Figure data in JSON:
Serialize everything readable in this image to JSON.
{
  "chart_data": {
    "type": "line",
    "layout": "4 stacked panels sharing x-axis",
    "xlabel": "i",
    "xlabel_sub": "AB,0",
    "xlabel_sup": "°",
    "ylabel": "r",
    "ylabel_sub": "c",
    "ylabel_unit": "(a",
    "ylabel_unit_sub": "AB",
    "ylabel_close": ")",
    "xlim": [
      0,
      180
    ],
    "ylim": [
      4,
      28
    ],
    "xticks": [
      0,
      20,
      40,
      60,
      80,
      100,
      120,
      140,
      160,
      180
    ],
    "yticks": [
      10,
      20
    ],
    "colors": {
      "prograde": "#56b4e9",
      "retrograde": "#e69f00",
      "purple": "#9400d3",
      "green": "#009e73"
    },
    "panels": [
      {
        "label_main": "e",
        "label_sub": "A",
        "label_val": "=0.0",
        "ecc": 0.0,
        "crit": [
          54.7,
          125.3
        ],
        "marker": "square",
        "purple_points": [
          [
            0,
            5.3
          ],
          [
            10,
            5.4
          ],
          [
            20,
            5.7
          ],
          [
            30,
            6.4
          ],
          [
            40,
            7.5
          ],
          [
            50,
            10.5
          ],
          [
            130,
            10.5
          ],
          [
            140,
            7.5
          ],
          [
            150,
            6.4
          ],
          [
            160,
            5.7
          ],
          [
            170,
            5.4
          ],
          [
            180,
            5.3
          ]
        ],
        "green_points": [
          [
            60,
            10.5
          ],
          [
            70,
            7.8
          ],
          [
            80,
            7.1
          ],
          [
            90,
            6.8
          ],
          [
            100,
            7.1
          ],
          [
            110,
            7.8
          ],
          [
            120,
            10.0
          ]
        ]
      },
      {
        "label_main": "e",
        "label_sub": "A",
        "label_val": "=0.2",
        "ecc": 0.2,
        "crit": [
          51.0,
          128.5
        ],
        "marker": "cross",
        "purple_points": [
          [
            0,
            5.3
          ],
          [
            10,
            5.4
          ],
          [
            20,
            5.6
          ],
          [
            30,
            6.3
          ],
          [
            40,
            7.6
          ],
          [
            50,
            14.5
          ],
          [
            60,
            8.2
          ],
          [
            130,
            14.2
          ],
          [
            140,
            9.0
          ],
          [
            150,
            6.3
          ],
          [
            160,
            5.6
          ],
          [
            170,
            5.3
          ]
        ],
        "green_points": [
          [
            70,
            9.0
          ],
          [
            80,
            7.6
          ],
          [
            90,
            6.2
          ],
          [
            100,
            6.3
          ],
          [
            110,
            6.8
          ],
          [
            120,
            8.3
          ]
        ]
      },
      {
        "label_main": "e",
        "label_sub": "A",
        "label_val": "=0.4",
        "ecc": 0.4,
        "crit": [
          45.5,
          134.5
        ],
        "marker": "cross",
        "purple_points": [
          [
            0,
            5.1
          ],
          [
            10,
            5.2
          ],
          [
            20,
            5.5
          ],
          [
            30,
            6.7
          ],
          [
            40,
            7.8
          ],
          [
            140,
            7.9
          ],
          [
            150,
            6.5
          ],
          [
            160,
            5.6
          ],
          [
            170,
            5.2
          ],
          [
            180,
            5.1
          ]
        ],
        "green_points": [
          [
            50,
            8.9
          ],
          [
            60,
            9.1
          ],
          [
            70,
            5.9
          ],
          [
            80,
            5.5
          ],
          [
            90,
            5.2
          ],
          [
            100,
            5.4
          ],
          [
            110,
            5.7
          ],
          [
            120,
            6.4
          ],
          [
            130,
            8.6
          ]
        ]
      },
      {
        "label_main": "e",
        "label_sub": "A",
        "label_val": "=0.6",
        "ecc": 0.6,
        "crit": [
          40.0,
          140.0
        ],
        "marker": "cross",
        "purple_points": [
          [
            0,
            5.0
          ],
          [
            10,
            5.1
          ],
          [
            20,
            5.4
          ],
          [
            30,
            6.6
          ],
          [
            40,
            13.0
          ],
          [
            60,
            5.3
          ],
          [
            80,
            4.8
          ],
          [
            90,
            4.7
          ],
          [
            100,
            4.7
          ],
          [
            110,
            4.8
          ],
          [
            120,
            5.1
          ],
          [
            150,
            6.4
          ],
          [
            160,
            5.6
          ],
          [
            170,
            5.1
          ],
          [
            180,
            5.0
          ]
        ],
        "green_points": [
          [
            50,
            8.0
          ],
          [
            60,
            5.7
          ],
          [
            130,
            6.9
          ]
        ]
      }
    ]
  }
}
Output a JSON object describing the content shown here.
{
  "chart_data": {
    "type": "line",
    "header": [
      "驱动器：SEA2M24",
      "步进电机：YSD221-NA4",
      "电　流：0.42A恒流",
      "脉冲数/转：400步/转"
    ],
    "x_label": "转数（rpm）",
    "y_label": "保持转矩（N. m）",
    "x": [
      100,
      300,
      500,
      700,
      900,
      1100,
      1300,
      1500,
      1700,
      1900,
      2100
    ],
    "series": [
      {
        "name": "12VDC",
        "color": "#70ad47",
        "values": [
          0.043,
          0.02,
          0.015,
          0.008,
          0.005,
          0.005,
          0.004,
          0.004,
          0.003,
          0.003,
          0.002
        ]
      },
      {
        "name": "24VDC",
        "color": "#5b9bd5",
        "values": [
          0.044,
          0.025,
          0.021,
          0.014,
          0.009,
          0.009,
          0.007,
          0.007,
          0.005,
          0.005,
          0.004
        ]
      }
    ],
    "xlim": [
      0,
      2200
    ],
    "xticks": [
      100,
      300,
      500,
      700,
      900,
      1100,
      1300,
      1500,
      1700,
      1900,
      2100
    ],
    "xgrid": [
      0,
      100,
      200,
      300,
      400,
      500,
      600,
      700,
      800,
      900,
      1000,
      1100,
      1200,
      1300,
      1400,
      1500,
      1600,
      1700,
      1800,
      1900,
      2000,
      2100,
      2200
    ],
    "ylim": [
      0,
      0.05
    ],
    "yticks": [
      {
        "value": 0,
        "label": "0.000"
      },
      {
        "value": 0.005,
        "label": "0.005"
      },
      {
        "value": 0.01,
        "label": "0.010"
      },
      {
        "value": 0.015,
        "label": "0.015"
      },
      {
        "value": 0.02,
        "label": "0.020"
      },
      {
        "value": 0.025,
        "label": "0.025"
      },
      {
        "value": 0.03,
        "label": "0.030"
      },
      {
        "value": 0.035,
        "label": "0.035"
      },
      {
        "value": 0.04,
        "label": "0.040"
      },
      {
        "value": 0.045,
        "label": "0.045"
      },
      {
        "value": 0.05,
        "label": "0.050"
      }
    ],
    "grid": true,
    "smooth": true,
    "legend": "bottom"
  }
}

> [PROBLEM DESCRIPTION] Extract the full listing and reproduce each line exactly.

> [RESULT]
Serialize everything readable in this image to JSON.
{
  "chart_data": {
    "type": "line",
    "layout": "4 stacked panels sharing x-axis",
    "xlabel": "i",
    "xlabel_sub": "AB,0",
    "xlabel_sup": "°",
    "ylabel": "r",
    "ylabel_sub": "c",
    "ylabel_unit": "(a",
    "ylabel_unit_sub": "AB",
    "ylabel_close": ")",
    "xlim": [
      0,
      180
    ],
    "ylim": [
      4,
      28
    ],
    "xticks": [
      0,
      20,
      40,
      60,
      80,
      100,
      120,
      140,
      160,
      180
    ],
    "yticks": [
      10,
      20
    ],
    "colors": {
      "prograde": "#56b4e9",
      "retrograde": "#e69f00",
      "purple": "#9400d3",
      "green": "#009e73"
    },
    "panels": [
      {
        "label_main": "e",
        "label_sub": "A",
        "label_val": "=0.0",
        "ecc": 0.0,
        "crit": [
          54.7,
          125.3
        ],
        "marker": "square",
        "purple_points": [
          [
            0,
            5.3
          ],
          [
            10,
            5.4
          ],
          [
            20,
            5.7
          ],
          [
            30,
            6.4
          ],
          [
            40,
            7.5
          ],
          [
            50,
            10.5
          ],
          [
            130,
            10.5
          ],
          [
            140,
            7.5
          ],
          [
            150,
            6.4
          ],
          [
            160,
            5.7
          ],
          [
            170,
            5.4
          ],
          [
            180,
            5.3
          ]
        ],
        "green_points": [
          [
            60,
            10.5
          ],
          [
            70,
            7.8
          ],
          [
            80,
            7.1
          ],
          [
            90,
            6.8
          ],
          [
            100,
            7.1
          ],
          [
            110,
            7.8
          ],
          [
            120,
            10.0
          ]
        ]
      },
      {
        "label_main": "e",
        "label_sub": "A",
        "label_val": "=0.2",
        "ecc": 0.2,
        "crit": [
          51.0,
          128.5
        ],
        "marker": "cross",
        "purple_points": [
          [
            0,
            5.3
          ],
          [
            10,
            5.4
          ],
          [
            20,
            5.6
          ],
          [
            30,
            6.3
          ],
          [
            40,
            7.6
          ],
          [
            50,
            14.5
          ],
          [
            60,
            8.2
          ],
          [
            130,
            14.2
          ],
          [
            140,
            9.0
          ],
          [
            150,
            6.3
          ],
          [
            160,
            5.6
          ],
          [
            170,
            5.3
          ]
        ],
        "green_points": [
          [
            70,
            9.0
          ],
          [
            80,
            7.6
          ],
          [
            90,
            6.2
          ],
          [
            100,
            6.3
          ],
          [
            110,
            6.8
          ],
          [
            120,
            8.3
          ]
        ]
      },
      {
        "label_main": "e",
        "label_sub": "A",
        "label_val": "=0.4",
        "ecc": 0.4,
        "crit": [
          45.5,
          134.5
        ],
        "marker": "cross",
        "purple_points": [
          [
            0,
            5.1
          ],
          [
            10,
            5.2
          ],
          [
            20,
            5.5
          ],
          [
            30,
            6.7
          ],
          [
            40,
            7.8
          ],
          [
            140,
            7.9
          ],
          [
            150,
            6.5
          ],
          [
            160,
            5.6
          ],
          [
            170,
            5.2
          ],
          [
            180,
            5.1
          ]
        ],
        "green_points": [
          [
            50,
            8.9
          ],
          [
            60,
            9.1
          ],
          [
            70,
            5.9
          ],
          [
            80,
            5.5
          ],
          [
            90,
            5.2
          ],
          [
            100,
            5.4
          ],
          [
            110,
            5.7
          ],
          [
            120,
            6.4
          ],
          [
            130,
            8.6
          ]
        ]
      },
      {
        "label_main": "e",
        "label_sub": "A",
        "label_val": "=0.6",
        "ecc": 0.6,
        "crit": [
          40.0,
          140.0
        ],
        "marker": "cross",
        "purple_points": [
          [
            0,
            5.0
          ],
          [
            10,
            5.1
          ],
          [
            20,
            5.4
          ],
          [
            30,
            6.6
          ],
          [
            40,
            13.0
          ],
          [
            60,
            5.3
          ],
          [
            80,
            4.8
          ],
          [
            90,
            4.7
          ],
          [
            100,
            4.7
          ],
          [
            110,
            4.8
          ],
          [
            120,
            5.1
          ],
          [
            150,
            6.4
          ],
          [
            160,
            5.6
          ],
          [
            170,
            5.1
          ],
          [
            180,
            5.0
          ]
        ],
        "green_points": [
          [
            50,
            8.0
          ],
          [
            60,
            5.7
          ],
          [
            130,
            6.9
          ]
        ]
      }
    ]
  }
}
Output a JSON object describing the content shown here.
{
  "chart_data": {
    "type": "line",
    "header": [
      "驱动器：SEA2M24",
      "步进电机：YSD221-NA4",
      "电　流：0.42A恒流",
      "脉冲数/转：400步/转"
    ],
    "x_label": "转数（rpm）",
    "y_label": "保持转矩（N. m）",
    "x": [
      100,
      300,
      500,
      700,
      900,
      1100,
      1300,
      1500,
      1700,
      1900,
      2100
    ],
    "series": [
      {
        "name": "12VDC",
        "color": "#70ad47",
        "values": [
          0.043,
          0.02,
          0.015,
          0.008,
          0.005,
          0.005,
          0.004,
          0.004,
          0.003,
          0.003,
          0.002
        ]
      },
      {
        "name": "24VDC",
        "color": "#5b9bd5",
        "values": [
          0.044,
          0.025,
          0.021,
          0.014,
          0.009,
          0.009,
          0.007,
          0.007,
          0.005,
          0.005,
          0.004
        ]
      }
    ],
    "xlim": [
      0,
      2200
    ],
    "xticks": [
      100,
      300,
      500,
      700,
      900,
      1100,
      1300,
      1500,
      1700,
      1900,
      2100
    ],
    "xgrid": [
      0,
      100,
      200,
      300,
      400,
      500,
      600,
      700,
      800,
      900,
      1000,
      1100,
      1200,
      1300,
      1400,
      1500,
      1600,
      1700,
      1800,
      1900,
      2000,
      2100,
      2200
    ],
    "ylim": [
      0,
      0.05
    ],
    "yticks": [
      {
        "value": 0,
        "label": "0.000"
      },
      {
        "value": 0.005,
        "label": "0.005"
      },
      {
        "value": 0.01,
        "label": "0.010"
      },
      {
        "value": 0.015,
        "label": "0.015"
      },
      {
        "value": 0.02,
        "label": "0.020"
      },
      {
        "value": 0.025,
        "label": "0.025"
      },
      {
        "value": 0.03,
        "label": "0.030"
      },
      {
        "value": 0.035,
        "label": "0.035"
      },
      {
        "value": 0.04,
        "label": "0.040"
      },
      {
        "value": 0.045,
        "label": "0.045"
      },
      {
        "value": 0.05,
        "label": "0.050"
      }
    ],
    "grid": true,
    "smooth": true,
    "legend": "bottom"
  }
}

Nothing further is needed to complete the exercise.